What is required: Return all the data, word for word.

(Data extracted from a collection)
::::

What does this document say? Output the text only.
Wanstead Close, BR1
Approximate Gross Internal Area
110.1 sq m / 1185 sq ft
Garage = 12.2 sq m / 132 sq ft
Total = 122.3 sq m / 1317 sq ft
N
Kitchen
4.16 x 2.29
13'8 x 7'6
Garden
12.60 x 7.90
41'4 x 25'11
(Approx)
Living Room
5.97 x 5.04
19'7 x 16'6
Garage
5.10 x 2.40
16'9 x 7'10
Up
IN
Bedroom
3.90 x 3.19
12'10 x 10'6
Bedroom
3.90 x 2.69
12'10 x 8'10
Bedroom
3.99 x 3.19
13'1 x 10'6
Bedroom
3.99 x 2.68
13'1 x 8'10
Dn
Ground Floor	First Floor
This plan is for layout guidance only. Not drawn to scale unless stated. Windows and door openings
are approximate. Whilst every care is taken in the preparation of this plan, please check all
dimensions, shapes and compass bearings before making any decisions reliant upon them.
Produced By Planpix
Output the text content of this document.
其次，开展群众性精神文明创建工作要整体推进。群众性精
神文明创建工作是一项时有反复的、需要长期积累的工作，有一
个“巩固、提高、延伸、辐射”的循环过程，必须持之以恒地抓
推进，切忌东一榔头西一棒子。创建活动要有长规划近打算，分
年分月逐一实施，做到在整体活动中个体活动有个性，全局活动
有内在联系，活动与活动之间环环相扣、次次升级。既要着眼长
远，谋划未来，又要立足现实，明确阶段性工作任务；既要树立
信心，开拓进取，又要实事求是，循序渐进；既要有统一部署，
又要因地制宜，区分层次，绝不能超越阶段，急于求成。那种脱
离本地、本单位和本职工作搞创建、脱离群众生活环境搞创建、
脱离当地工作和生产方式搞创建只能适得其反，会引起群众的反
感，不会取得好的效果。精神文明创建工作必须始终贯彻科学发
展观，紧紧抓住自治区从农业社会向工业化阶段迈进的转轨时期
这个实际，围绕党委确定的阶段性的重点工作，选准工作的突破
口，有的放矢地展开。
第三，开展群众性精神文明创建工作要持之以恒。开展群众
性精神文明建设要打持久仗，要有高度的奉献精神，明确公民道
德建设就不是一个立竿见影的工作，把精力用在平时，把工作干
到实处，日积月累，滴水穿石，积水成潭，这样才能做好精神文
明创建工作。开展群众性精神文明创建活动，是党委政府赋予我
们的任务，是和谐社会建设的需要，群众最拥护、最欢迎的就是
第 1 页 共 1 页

::::

Response to the task:
What does this document say? Output the text only.
Wanstead Close, BR1
Approximate Gross Internal Area
110.1 sq m / 1185 sq ft
Garage = 12.2 sq m / 132 sq ft
Total = 122.3 sq m / 1317 sq ft
N
Kitchen
4.16 x 2.29
13'8 x 7'6
Garden
12.60 x 7.90
41'4 x 25'11
(Approx)
Living Room
5.97 x 5.04
19'7 x 16'6
Garage
5.10 x 2.40
16'9 x 7'10
Up
IN
Bedroom
3.90 x 3.19
12'10 x 10'6
Bedroom
3.90 x 2.69
12'10 x 8'10
Bedroom
3.99 x 3.19
13'1 x 10'6
Bedroom
3.99 x 2.68
13'1 x 8'10
Dn
Ground Floor	First Floor
This plan is for layout guidance only. Not drawn to scale unless stated. Windows and door openings
are approximate. Whilst every care is taken in the preparation of this plan, please check all
dimensions, shapes and compass bearings before making any decisions reliant upon them.
Produced By Planpix
Output the text content of this document.
其次，开展群众性精神文明创建工作要整体推进。群众性精
神文明创建工作是一项时有反复的、需要长期积累的工作，有一
个“巩固、提高、延伸、辐射”的循环过程，必须持之以恒地抓
推进，切忌东一榔头西一棒子。创建活动要有长规划近打算，分
年分月逐一实施，做到在整体活动中个体活动有个性，全局活动
有内在联系，活动与活动之间环环相扣、次次升级。既要着眼长
远，谋划未来，又要立足现实，明确阶段性工作任务；既要树立
信心，开拓进取，又要实事求是，循序渐进；既要有统一部署，
又要因地制宜，区分层次，绝不能超越阶段，急于求成。那种脱
离本地、本单位和本职工作搞创建、脱离群众生活环境搞创建、
脱离当地工作和生产方式搞创建只能适得其反，会引起群众的反
感，不会取得好的效果。精神文明创建工作必须始终贯彻科学发
展观，紧紧抓住自治区从农业社会向工业化阶段迈进的转轨时期
这个实际，围绕党委确定的阶段性的重点工作，选准工作的突破
口，有的放矢地展开。
第三，开展群众性精神文明创建工作要持之以恒。开展群众
性精神文明建设要打持久仗，要有高度的奉献精神，明确公民道
德建设就不是一个立竿见影的工作，把精力用在平时，把工作干
到实处，日积月累，滴水穿石，积水成潭，这样才能做好精神文
明创建工作。开展群众性精神文明创建活动，是党委政府赋予我
们的任务，是和谐社会建设的需要，群众最拥护、最欢迎的就是
第 1 页 共 1 页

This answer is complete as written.